**Given problem:**
Which lines contain the string "Rositz"? Please list every one of them.

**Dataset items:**
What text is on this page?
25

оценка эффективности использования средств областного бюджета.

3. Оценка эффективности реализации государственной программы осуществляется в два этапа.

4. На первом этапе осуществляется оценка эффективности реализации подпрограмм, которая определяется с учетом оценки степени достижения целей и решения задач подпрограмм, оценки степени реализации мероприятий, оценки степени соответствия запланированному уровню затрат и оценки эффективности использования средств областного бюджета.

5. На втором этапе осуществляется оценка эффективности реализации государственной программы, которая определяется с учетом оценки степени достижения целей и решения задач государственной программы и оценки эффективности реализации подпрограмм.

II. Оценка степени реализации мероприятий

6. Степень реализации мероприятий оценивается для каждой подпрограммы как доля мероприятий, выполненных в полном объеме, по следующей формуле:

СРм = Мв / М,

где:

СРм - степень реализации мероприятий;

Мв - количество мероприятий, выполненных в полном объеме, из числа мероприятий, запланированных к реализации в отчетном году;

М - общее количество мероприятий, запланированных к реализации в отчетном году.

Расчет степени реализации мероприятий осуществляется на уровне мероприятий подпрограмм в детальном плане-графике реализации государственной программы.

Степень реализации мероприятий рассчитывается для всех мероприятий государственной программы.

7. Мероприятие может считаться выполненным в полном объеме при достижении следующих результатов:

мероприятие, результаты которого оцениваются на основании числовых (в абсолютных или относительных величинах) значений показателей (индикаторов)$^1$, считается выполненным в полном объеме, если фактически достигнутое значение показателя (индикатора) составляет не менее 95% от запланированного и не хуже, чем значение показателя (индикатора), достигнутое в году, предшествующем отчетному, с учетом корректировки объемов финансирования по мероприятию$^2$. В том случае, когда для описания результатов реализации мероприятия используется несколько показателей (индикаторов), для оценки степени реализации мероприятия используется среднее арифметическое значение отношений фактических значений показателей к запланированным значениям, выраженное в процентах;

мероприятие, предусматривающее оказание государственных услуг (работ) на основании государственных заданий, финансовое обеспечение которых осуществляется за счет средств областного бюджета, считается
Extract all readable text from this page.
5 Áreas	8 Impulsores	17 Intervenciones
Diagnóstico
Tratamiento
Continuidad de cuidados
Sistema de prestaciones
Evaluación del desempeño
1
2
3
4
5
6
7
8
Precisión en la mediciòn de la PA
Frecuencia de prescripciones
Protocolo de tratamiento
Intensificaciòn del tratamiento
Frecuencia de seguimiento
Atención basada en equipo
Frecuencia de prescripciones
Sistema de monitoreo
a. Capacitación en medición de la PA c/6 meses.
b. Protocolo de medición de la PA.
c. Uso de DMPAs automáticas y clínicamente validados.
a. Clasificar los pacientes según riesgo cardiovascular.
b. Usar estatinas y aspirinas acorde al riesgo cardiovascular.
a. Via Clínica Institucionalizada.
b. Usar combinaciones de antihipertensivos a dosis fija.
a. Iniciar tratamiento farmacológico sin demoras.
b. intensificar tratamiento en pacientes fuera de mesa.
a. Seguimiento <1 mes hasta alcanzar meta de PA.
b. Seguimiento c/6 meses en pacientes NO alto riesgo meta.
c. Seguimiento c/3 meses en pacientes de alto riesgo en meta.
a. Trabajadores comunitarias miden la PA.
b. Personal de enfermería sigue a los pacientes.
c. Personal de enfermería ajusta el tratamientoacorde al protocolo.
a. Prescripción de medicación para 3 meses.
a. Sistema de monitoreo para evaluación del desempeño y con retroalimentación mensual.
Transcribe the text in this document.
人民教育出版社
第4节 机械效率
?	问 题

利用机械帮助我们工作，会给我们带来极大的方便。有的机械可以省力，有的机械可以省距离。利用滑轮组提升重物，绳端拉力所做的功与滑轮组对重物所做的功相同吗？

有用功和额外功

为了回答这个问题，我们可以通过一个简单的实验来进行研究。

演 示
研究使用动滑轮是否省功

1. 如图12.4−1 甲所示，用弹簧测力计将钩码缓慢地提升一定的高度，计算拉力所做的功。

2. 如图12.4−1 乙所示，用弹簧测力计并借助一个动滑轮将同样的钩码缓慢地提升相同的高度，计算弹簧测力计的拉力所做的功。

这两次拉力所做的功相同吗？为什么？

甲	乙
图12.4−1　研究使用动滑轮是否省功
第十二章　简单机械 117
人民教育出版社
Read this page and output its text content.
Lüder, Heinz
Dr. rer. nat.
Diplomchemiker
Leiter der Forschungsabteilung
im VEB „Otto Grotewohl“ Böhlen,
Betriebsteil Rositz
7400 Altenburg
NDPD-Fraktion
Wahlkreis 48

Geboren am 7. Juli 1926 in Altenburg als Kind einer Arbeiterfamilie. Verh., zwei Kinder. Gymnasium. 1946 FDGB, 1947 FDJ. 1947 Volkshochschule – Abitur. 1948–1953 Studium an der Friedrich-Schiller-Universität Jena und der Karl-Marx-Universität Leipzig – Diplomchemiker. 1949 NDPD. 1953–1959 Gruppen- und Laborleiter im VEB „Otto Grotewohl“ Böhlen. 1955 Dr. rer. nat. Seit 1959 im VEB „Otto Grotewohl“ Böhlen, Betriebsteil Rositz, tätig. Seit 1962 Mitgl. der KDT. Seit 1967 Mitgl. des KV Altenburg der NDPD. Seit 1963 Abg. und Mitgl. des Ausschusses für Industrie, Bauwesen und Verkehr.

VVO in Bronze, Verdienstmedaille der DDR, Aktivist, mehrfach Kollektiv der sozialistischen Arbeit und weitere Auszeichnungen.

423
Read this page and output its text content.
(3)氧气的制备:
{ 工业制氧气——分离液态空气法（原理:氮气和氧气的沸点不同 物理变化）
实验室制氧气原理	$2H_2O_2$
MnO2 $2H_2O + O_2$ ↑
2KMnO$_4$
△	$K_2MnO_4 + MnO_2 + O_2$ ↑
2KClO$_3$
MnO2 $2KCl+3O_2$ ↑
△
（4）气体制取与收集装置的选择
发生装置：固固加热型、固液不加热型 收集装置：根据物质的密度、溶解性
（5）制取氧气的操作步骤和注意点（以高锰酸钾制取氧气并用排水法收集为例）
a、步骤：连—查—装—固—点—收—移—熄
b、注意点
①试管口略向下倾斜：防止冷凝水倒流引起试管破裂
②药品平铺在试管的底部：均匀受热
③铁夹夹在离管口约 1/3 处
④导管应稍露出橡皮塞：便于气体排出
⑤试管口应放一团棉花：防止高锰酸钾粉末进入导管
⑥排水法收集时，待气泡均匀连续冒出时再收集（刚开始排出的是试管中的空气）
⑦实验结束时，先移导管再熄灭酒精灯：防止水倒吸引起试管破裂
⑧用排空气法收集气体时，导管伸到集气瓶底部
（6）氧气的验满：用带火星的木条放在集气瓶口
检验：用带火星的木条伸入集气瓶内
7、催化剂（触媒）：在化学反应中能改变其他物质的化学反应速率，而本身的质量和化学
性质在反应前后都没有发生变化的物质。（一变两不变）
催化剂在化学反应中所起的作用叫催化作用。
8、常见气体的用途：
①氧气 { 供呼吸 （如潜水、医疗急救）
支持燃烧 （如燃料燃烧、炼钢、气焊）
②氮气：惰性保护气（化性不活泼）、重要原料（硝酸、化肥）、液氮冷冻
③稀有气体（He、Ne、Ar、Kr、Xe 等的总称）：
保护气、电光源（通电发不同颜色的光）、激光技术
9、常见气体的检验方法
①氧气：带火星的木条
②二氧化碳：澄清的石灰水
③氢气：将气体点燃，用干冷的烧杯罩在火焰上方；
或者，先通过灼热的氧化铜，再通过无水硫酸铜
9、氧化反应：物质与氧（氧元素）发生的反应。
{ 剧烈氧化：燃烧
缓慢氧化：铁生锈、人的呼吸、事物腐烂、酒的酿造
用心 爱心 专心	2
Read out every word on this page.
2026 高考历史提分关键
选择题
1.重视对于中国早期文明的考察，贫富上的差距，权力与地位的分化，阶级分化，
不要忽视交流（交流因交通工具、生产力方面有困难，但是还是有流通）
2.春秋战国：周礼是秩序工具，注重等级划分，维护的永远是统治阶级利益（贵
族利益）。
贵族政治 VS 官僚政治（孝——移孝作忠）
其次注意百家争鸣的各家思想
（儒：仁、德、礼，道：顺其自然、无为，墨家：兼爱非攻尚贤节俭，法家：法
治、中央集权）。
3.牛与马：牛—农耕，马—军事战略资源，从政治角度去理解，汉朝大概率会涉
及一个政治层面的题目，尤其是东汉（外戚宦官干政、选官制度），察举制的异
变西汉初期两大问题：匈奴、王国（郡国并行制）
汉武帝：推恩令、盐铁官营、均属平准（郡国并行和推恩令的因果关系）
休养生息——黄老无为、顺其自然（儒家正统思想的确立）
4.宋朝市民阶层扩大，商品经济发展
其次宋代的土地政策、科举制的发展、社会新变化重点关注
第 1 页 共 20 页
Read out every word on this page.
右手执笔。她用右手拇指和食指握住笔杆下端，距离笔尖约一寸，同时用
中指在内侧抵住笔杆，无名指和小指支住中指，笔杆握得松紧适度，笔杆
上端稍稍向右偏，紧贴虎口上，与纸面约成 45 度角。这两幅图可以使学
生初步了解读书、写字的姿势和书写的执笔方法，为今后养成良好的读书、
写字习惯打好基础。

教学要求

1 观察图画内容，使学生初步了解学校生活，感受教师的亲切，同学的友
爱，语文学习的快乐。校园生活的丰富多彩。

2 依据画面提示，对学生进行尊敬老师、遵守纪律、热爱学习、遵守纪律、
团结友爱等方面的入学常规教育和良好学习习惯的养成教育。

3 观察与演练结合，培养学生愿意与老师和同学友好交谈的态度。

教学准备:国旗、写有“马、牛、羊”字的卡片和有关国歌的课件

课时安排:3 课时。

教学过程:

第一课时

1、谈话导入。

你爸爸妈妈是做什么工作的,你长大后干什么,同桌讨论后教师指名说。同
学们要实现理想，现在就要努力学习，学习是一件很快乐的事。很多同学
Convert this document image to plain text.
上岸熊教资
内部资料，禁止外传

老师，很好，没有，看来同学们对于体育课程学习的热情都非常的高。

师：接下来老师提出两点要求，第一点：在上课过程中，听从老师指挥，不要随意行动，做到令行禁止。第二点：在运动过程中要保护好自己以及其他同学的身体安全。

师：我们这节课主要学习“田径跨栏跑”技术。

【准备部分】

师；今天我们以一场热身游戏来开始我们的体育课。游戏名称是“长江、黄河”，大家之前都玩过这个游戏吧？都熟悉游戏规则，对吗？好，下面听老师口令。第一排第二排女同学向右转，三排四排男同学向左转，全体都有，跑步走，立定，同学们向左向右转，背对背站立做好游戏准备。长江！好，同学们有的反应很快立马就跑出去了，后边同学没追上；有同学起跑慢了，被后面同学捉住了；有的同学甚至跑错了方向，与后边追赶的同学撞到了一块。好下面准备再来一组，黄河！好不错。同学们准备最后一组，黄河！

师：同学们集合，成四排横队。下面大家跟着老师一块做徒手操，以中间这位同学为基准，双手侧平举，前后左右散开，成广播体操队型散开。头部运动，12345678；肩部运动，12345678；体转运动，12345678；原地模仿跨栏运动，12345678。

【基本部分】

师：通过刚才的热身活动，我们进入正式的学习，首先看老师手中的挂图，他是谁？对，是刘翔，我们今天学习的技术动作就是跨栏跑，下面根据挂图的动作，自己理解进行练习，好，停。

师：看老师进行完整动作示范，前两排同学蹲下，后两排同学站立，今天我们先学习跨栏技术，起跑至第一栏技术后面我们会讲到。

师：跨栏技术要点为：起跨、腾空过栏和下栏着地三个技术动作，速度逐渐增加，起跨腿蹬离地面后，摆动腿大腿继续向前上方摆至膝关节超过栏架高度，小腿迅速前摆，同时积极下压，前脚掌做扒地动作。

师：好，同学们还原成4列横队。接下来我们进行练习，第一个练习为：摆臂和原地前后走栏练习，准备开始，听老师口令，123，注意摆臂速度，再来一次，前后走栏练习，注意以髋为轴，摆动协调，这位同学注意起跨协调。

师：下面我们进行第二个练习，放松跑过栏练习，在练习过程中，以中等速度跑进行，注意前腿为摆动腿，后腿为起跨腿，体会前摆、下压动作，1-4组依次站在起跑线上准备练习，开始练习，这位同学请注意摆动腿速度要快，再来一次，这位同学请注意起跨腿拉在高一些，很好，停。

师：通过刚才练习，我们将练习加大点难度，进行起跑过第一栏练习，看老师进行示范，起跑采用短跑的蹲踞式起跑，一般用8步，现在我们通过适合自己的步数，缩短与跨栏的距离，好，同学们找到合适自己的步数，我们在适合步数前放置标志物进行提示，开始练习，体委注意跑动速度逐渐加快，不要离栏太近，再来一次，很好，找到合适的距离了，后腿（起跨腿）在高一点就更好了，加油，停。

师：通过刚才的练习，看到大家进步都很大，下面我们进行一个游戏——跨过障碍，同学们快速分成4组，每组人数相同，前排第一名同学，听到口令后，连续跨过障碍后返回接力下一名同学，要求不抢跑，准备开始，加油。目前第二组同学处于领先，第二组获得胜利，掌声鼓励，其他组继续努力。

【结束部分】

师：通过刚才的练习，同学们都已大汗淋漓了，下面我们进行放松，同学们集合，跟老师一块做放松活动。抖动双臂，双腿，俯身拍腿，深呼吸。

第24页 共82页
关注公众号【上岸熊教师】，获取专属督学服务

**Result:**
Betriebsteil Rositz
Geboren am 7. Juli 1926 in Altenburg als Kind einer Arbeiterfamilie. Verh., zwei Kinder. Gymnasium. 1946 FDGB, 1947 FDJ. 1947 Volkshochschule – Abitur. 1948–1953 Studium an der Friedrich-Schiller-Universität Jena und der Karl-Marx-Universität Leipzig – Diplomchemiker. 1949 NDPD. 1953–1959 Gruppen- und Laborleiter im VEB „Otto Grotewohl“ Böhlen. 1955 Dr. rer. nat. Seit 1959 im VEB „Otto Grotewohl“ Böhlen, Betriebsteil Rositz, tätig. Seit 1962 Mitgl. der KDT. Seit 1967 Mitgl. des KV Altenburg der NDPD. Seit 1963 Abg. und Mitgl. des Ausschusses für Industrie, Bauwesen und Verkehr.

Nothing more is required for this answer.